(THE PROBLEM) Please reproduce the records starting with the line with "row-puntaje: 9 puntos" and going on through the line with "question-text: ¿Dónde bbox=[121, 609, 166, 624]", both included.

(WORKING DATA)
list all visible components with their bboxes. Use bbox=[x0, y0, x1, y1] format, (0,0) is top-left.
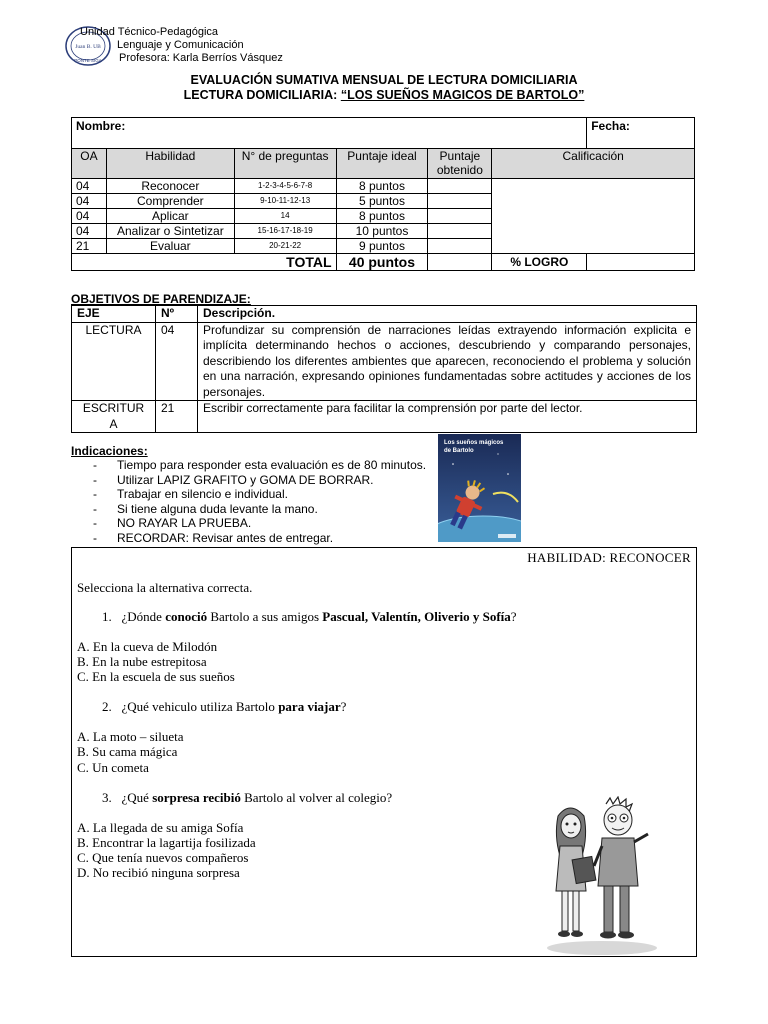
row-puntaje: 9 puntos bbox=[336, 239, 428, 254]
obj-header-desc: Descripción. bbox=[198, 306, 697, 323]
calificacion-cell[interactable] bbox=[492, 179, 695, 254]
subtitle-prefix: LECTURA DOMICILIARIA: bbox=[183, 88, 341, 102]
header-puntaje-obtenido: Puntaje obtenido bbox=[428, 149, 492, 179]
row-oa: 04 bbox=[72, 179, 107, 194]
row-obtenido[interactable] bbox=[428, 224, 492, 239]
question-number: 3. bbox=[102, 790, 112, 805]
book-cover-image bbox=[438, 434, 521, 542]
header-puntaje-ideal: Puntaje ideal bbox=[336, 149, 428, 179]
option[interactable]: C. En la escuela de sus sueños bbox=[77, 669, 235, 684]
instruction-text: NO RAYAR LA PRUEBA. bbox=[117, 516, 252, 531]
row-oa: 04 bbox=[72, 224, 107, 239]
option[interactable]: C. Un cometa bbox=[77, 760, 149, 775]
row-preguntas: 15-16-17-18-19 bbox=[234, 224, 336, 239]
school-info bbox=[80, 26, 283, 65]
row-habilidad: Evaluar bbox=[106, 239, 234, 254]
question-text: ¿Dónde bbox=[121, 609, 166, 624]
instruction-text: Trabajar en silencio e individual. bbox=[117, 487, 288, 502]
question-3 bbox=[102, 790, 392, 806]
list-item: - NO RAYAR LA PRUEBA. bbox=[93, 516, 252, 531]
fecha-field[interactable]: Fecha: bbox=[587, 118, 695, 149]
row-obtenido[interactable] bbox=[428, 239, 492, 254]
instructions-heading: Indicaciones: bbox=[71, 444, 148, 458]
question-text-bold: Pascual, Valentín, Oliverio y Sofía bbox=[322, 609, 511, 624]
question-number: 1. bbox=[102, 609, 112, 624]
question-text: ¿Qué bbox=[121, 790, 153, 805]
instruction-text: Tiempo para responder esta evaluación es de 80 minutos. bbox=[117, 458, 427, 472]
school-unit: Unidad Técnico-Pedagógica bbox=[80, 26, 218, 38]
row-obtenido[interactable] bbox=[428, 179, 492, 194]
row-obtenido[interactable] bbox=[428, 194, 492, 209]
logro-value[interactable] bbox=[587, 254, 695, 271]
school-subject: Lenguaje y Comunicación bbox=[117, 39, 244, 51]
row-oa: 04 bbox=[72, 194, 107, 209]
option[interactable]: A. La moto – silueta bbox=[77, 729, 184, 744]
question-text: ¿Qué vehiculo utiliza Bartolo bbox=[121, 699, 279, 714]
instruction-text: Si tiene alguna duda levante la mano. bbox=[117, 501, 318, 516]
obj-eje: ESCRITURA bbox=[72, 401, 156, 433]
option[interactable]: A. La llegada de su amiga Sofía bbox=[77, 820, 244, 835]
obj-num: 21 bbox=[156, 401, 198, 433]
question-number: 2. bbox=[102, 699, 112, 714]
row-habilidad: Analizar o Sintetizar bbox=[106, 224, 234, 239]
exam-subtitle bbox=[0, 88, 768, 102]
question-text-bold: conoció bbox=[165, 609, 208, 624]
obj-desc: Escribir correctamente para facilitar la comprensión por parte del lector. bbox=[198, 401, 697, 433]
row-puntaje: 10 puntos bbox=[336, 224, 428, 239]
row-puntaje: 8 puntos bbox=[336, 179, 428, 194]
option[interactable]: A. En la cueva de Milodón bbox=[77, 639, 218, 654]
children-illustration bbox=[540, 796, 662, 956]
logro-label: % LOGRO bbox=[492, 254, 587, 271]
row-preguntas: 1-2-3-4-5-6-7-8 bbox=[234, 179, 336, 194]
row-puntaje: 5 puntos bbox=[336, 194, 428, 209]
list-item: - Si tiene alguna duda levante la mano. bbox=[93, 501, 318, 516]
option[interactable]: B. Su cama mágica bbox=[77, 744, 178, 759]
row-preguntas: 9-10-11-12-13 bbox=[234, 194, 336, 209]
total-label: TOTAL bbox=[72, 254, 337, 271]
school-teacher: Profesora: Karla Berríos Vásquez bbox=[119, 52, 283, 64]
header-oa: OA bbox=[72, 149, 107, 179]
row-puntaje: 8 puntos bbox=[336, 209, 428, 224]
logo-text-bottom: PONTE SIGA bbox=[74, 58, 102, 63]
total-value: 40 puntos bbox=[336, 254, 428, 271]
instructions-list bbox=[93, 458, 426, 546]
row-oa: 04 bbox=[72, 209, 107, 224]
header-calificacion: Calificación bbox=[492, 149, 695, 179]
total-obtenido[interactable] bbox=[428, 254, 492, 271]
question-section bbox=[71, 547, 697, 957]
option[interactable]: B. En la nube estrepitosa bbox=[77, 654, 207, 669]
row-habilidad: Aplicar bbox=[106, 209, 234, 224]
question-1 bbox=[102, 609, 517, 625]
list-item: - Tiempo para responder esta evaluación es de 80 minutos. bbox=[93, 458, 427, 472]
row-preguntas: 20-21-22 bbox=[234, 239, 336, 254]
question-text-bold: para viajar bbox=[278, 699, 341, 714]
question-text: Bartolo a sus amigos bbox=[207, 609, 323, 624]
exam-title: EVALUACIÓN SUMATIVA MENSUAL DE LECTURA DOMICILIARIA bbox=[190, 73, 578, 87]
skill-header: HABILIDAD: RECONOCER bbox=[527, 550, 691, 565]
option[interactable]: B. Encontrar la lagartija fosilizada bbox=[77, 835, 256, 850]
list-item: - Utilizar LAPIZ GRAFITO y GOMA DE BORRAR. bbox=[93, 472, 374, 487]
instruction-text: RECORDAR: Revisar antes de entregar. bbox=[117, 530, 334, 545]
table-row bbox=[72, 401, 697, 433]
question-2 bbox=[102, 699, 346, 715]
option[interactable]: D. No recibió ninguna sorpresa bbox=[77, 865, 240, 880]
logo-text-top: Juan B. UB bbox=[75, 44, 101, 50]
objectives-heading: OBJETIVOS DE PARENDIZAJE: bbox=[71, 292, 251, 306]
row-obtenido[interactable] bbox=[428, 209, 492, 224]
svg-text:Los sueños mágicos: Los sueños mágicos bbox=[444, 440, 504, 446]
question-text-bold: sorpresa recibió bbox=[152, 790, 241, 805]
header-habilidad: Habilidad bbox=[106, 149, 234, 179]
obj-eje: LECTURA bbox=[72, 322, 156, 401]
row-oa: 21 bbox=[72, 239, 107, 254]
row-preguntas: 14 bbox=[234, 209, 336, 224]
obj-header-num: Nº bbox=[156, 306, 198, 323]
header-preguntas: N° de preguntas bbox=[234, 149, 336, 179]
question-text: ? bbox=[340, 699, 347, 714]
obj-header-eje: EJE bbox=[72, 306, 156, 323]
book-title: “LOS SUEÑOS MAGICOS DE BARTOLO” bbox=[340, 88, 585, 102]
question-text: ? bbox=[510, 609, 517, 624]
nombre-field[interactable]: Nombre: bbox=[72, 118, 587, 149]
score-table bbox=[71, 117, 695, 271]
question-instruction: Selecciona la alternativa correcta. bbox=[77, 580, 253, 595]
list-item: - Trabajar en silencio e individual. bbox=[93, 487, 288, 502]
objectives-table bbox=[71, 305, 697, 433]
list-item: - RECORDAR: Revisar antes de entregar. bbox=[93, 530, 334, 545]
option[interactable]: C. Que tenía nuevos compañeros bbox=[77, 850, 249, 865]
table-row bbox=[72, 179, 695, 194]
row-habilidad: Comprender bbox=[106, 194, 234, 209]
row-habilidad: Reconocer bbox=[106, 179, 234, 194]
question-text: Bartolo al volver al colegio? bbox=[240, 790, 393, 805]
obj-desc: Profundizar su comprensión de narraciones leídas extrayendo información explicita e implícita determinando hechos o acciones, descubriendo y comparando personajes, describiendo los diferentes ambientes que aparecen, reconociendo el problema y solución en una narración, expresando opiniones fundamentadas sobre actitudes y acciones de los personajes. bbox=[198, 322, 697, 401]
instruction-text: Utilizar LAPIZ GRAFITO y GOMA DE BORRAR. bbox=[117, 472, 374, 487]
svg-text:de Bartolo: de Bartolo bbox=[444, 448, 474, 454]
table-row bbox=[72, 322, 697, 401]
obj-num: 04 bbox=[156, 322, 198, 401]
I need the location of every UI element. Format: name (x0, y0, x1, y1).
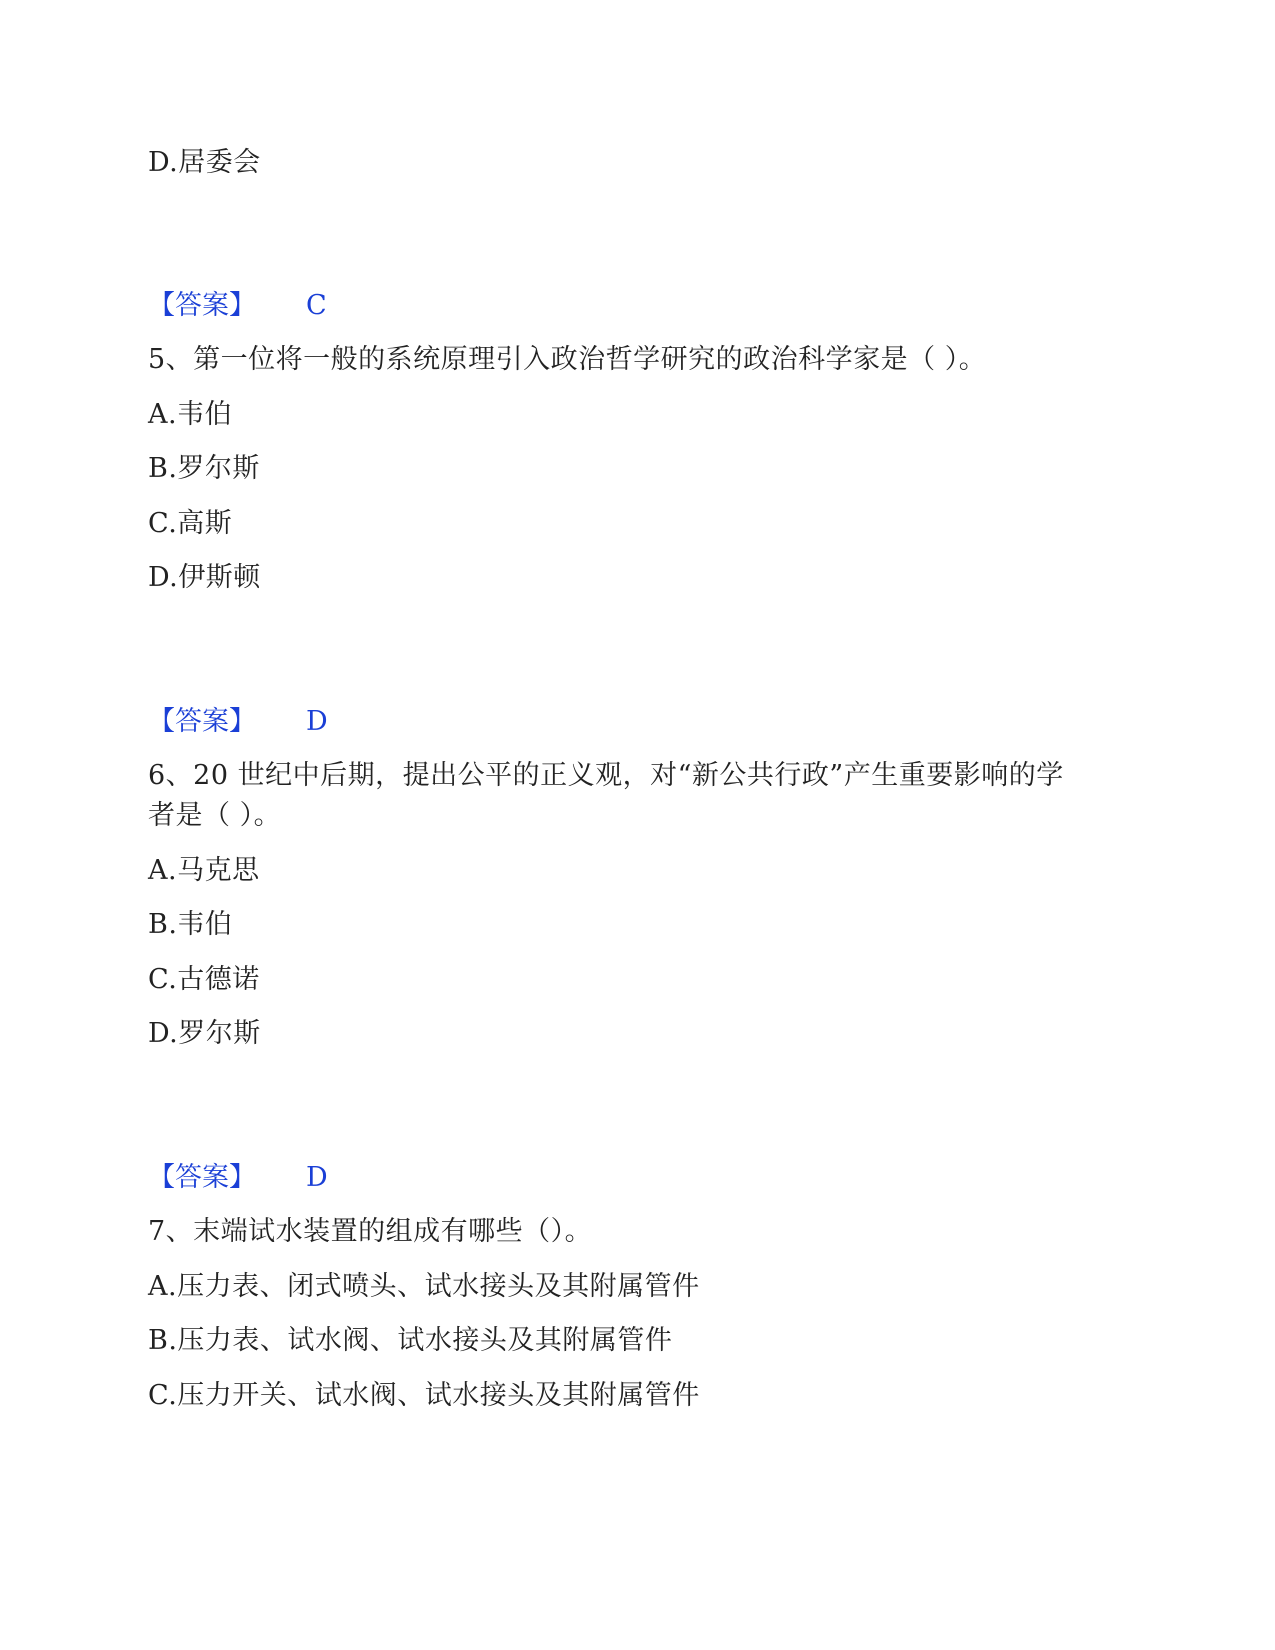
question-5-option-d: D.伊斯顿 (148, 562, 261, 593)
question-5-stem: 5、第一位将一般的系统原理引入政治哲学研究的政治科学家是（ ）。 (148, 344, 987, 375)
answer-row-4 (148, 289, 327, 323)
answer-label: 【答案】 (148, 706, 256, 737)
answer-label: 【答案】 (148, 290, 256, 321)
question-6-option-c: C.古德诺 (148, 964, 260, 995)
question-7-option-b: B.压力表、试水阀、试水接头及其附属管件 (148, 1325, 673, 1356)
question-5-option-b: B.罗尔斯 (148, 453, 260, 484)
question-7-option-a: A.压力表、闭式喷头、试水接头及其附属管件 (148, 1271, 700, 1302)
answer-value: D (306, 706, 328, 737)
option-d-prev: D.居委会 (148, 147, 261, 178)
question-6-stem-line1: 6、20 世纪中后期，提出公平的正义观，对“新公共行政”产生重要影响的学 (148, 760, 1064, 791)
question-5-option-c: C.高斯 (148, 508, 233, 539)
answer-value: C (306, 290, 327, 321)
answer-value: D (306, 1162, 328, 1193)
answer-label: 【答案】 (148, 1162, 256, 1193)
answer-row-6 (148, 1161, 328, 1195)
question-6-option-b: B.韦伯 (148, 909, 233, 940)
question-7-option-c: C.压力开关、试水阀、试水接头及其附属管件 (148, 1380, 700, 1411)
question-6-option-a: A.马克思 (148, 855, 260, 886)
question-5-option-a: A.韦伯 (148, 399, 233, 430)
question-6-option-d: D.罗尔斯 (148, 1018, 261, 1049)
question-7-stem: 7、末端试水装置的组成有哪些（）。 (148, 1216, 593, 1247)
question-6-stem-line2: 者是（ ）。 (148, 800, 282, 831)
answer-row-5 (148, 705, 328, 739)
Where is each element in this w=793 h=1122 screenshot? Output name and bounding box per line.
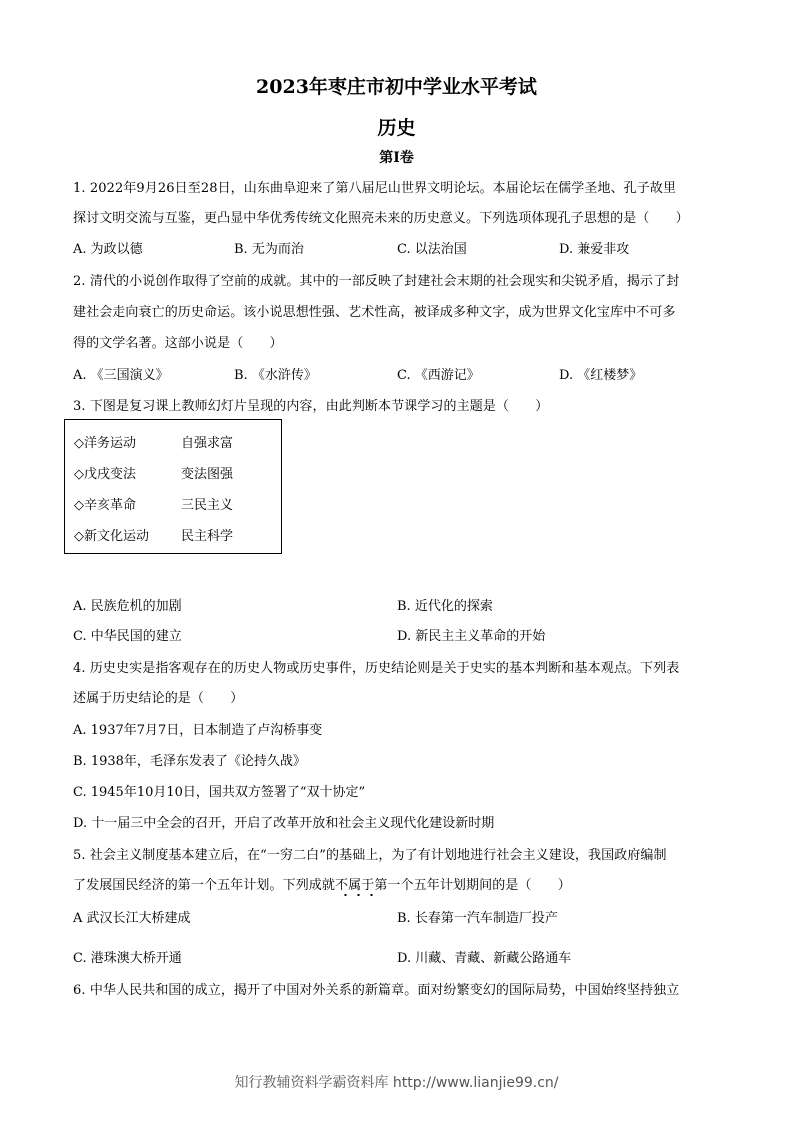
slide-slogan: 三民主义 bbox=[181, 498, 234, 513]
q3-option-b: B. 近代化的探索 bbox=[397, 599, 493, 614]
q5-line-2-post: 第一个五年计划期间的是（ ） bbox=[374, 878, 571, 893]
q1-option-a: A. 为政以德 bbox=[73, 242, 143, 257]
q1-option-d: D. 兼爱非攻 bbox=[559, 242, 630, 257]
q2-line-3: 得的文学名著。这部小说是（ ） bbox=[73, 336, 283, 351]
slide-row bbox=[74, 463, 233, 482]
q5-option-b: B. 长春第一汽车制造厂投产 bbox=[397, 911, 558, 926]
q3-option-a: A. 民族危机的加剧 bbox=[73, 599, 182, 614]
slide-event: ◇洋务运动 bbox=[74, 436, 136, 451]
exam-subject: 历史 bbox=[377, 117, 416, 139]
q5-emphasis-text: 不属于 bbox=[335, 878, 375, 893]
slide-row bbox=[74, 494, 233, 513]
q4-option-b: B. 1938年，毛泽东发表了《论持久战》 bbox=[73, 754, 306, 769]
slide-slogan: 民主科学 bbox=[181, 529, 234, 544]
q5-line-1: 5. 社会主义制度基本建立后，在“一穷二白”的基础上，为了有计划地进行社会主义建设，我国政府编制 bbox=[73, 848, 667, 863]
q1-line-1: 1. 2022年9月26日至28日，山东曲阜迎来了第八届尼山世界文明论坛。本届论坛在儒学圣地、孔子故里 bbox=[73, 181, 677, 196]
q4-option-c: C. 1945年10月10日，国共双方签署了“双十协定” bbox=[73, 785, 366, 800]
q3-option-d: D. 新民主主义革命的开始 bbox=[397, 629, 546, 644]
q2-line-1: 2. 清代的小说创作取得了空前的成就。其中的一部反映了封建社会末期的社会现实和尖锐矛盾，揭示了封 bbox=[73, 274, 680, 289]
slide-event: ◇戊戌变法 bbox=[74, 467, 136, 482]
q6-line-1: 6. 中华人民共和国的成立，揭开了中国对外关系的新篇章。面对纷繁变幻的国际局势，中国始终坚持独立 bbox=[73, 983, 680, 998]
q1-option-b: B. 无为而治 bbox=[234, 242, 304, 257]
q2-option-d: D. 《红楼梦》 bbox=[559, 368, 643, 383]
q4-line-1: 4. 历史史实是指客观存在的历史人物或历史事件，历史结论则是关于史实的基本判断和基本观点。下列表 bbox=[73, 661, 680, 676]
slide-slogan: 自强求富 bbox=[181, 436, 234, 451]
q5-option-c: C. 港珠澳大桥开通 bbox=[73, 951, 182, 966]
slide-row bbox=[74, 432, 233, 451]
emphasis-dots bbox=[335, 893, 374, 897]
q2-option-c: C. 《西游记》 bbox=[397, 368, 480, 383]
slide-row bbox=[74, 525, 233, 544]
q3-option-c: C. 中华民国的建立 bbox=[73, 629, 182, 644]
q1-line-2: 探讨文明交流与互鉴，更凸显中华优秀传统文化照亮未来的历史意义。下列选项体现孔子思想的是（ ） bbox=[73, 211, 689, 226]
q4-line-2: 述属于历史结论的是（ ） bbox=[73, 691, 244, 706]
q2-option-b: B. 《水浒传》 bbox=[234, 368, 317, 383]
q1-option-c: C. 以法治国 bbox=[397, 242, 467, 257]
slide-event: ◇新文化运动 bbox=[74, 529, 149, 544]
slide-event: ◇辛亥革命 bbox=[74, 498, 136, 513]
slide-box bbox=[64, 419, 282, 554]
footer-watermark: 知行教辅资料学霸资料库 http://www.lianjie99.cn/ bbox=[234, 1075, 559, 1091]
slide-slogan: 变法图强 bbox=[181, 467, 234, 482]
q3-line-1: 3. 下图是复习课上教师幻灯片呈现的内容，由此判断本节课学习的主题是（ ） bbox=[73, 399, 549, 414]
q5-line-2-pre: 了发展国民经济的第一个五年计划。下列成就 bbox=[73, 878, 336, 893]
q2-option-a: A. 《三国演义》 bbox=[73, 368, 169, 383]
q5-option-a: A 武汉长江大桥建成 bbox=[73, 911, 191, 926]
exam-title: 2023年枣庄市初中学业水平考试 bbox=[256, 76, 537, 98]
exam-part: 第Ⅰ卷 bbox=[379, 150, 414, 166]
q5-line-2 bbox=[73, 874, 571, 893]
q5-option-d: D. 川藏、青藏、新藏公路通车 bbox=[397, 951, 572, 966]
q4-option-a: A. 1937年7月7日，日本制造了卢沟桥事变 bbox=[73, 723, 323, 738]
q2-line-2: 建社会走向衰亡的历史命运。该小说思想性强、艺术性高，被译成多种文字，成为世界文化宝库中不可多 bbox=[73, 305, 676, 320]
q4-option-d: D. 十一届三中全会的召开，开启了改革开放和社会主义现代化建设新时期 bbox=[73, 816, 495, 831]
q5-emphasis bbox=[335, 878, 374, 893]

(TASK OUTPUT)
row-puntaje: 9 puntos bbox=[336, 239, 428, 254]
obj-header-desc: Descripción. bbox=[198, 306, 697, 323]
calificacion-cell[interactable] bbox=[492, 179, 695, 254]
subtitle-prefix: LECTURA DOMICILIARIA: bbox=[183, 88, 341, 102]
header-puntaje-obtenido: Puntaje obtenido bbox=[428, 149, 492, 179]
row-oa: 04 bbox=[72, 179, 107, 194]
row-obtenido[interactable] bbox=[428, 224, 492, 239]
question-number: 3. bbox=[102, 790, 112, 805]
book-cover-image bbox=[438, 434, 521, 542]
header-puntaje-ideal: Puntaje ideal bbox=[336, 149, 428, 179]
option[interactable]: C. En la escuela de sus sueños bbox=[77, 669, 235, 684]
instruction-text: NO RAYAR LA PRUEBA. bbox=[117, 516, 252, 531]
row-oa: 04 bbox=[72, 224, 107, 239]
option[interactable]: C. Un cometa bbox=[77, 760, 149, 775]
row-preguntas: 15-16-17-18-19 bbox=[234, 224, 336, 239]
school-info bbox=[80, 26, 283, 65]
row-habilidad: Evaluar bbox=[106, 239, 234, 254]
question-text: ¿Dónde bbox=[121, 609, 166, 624]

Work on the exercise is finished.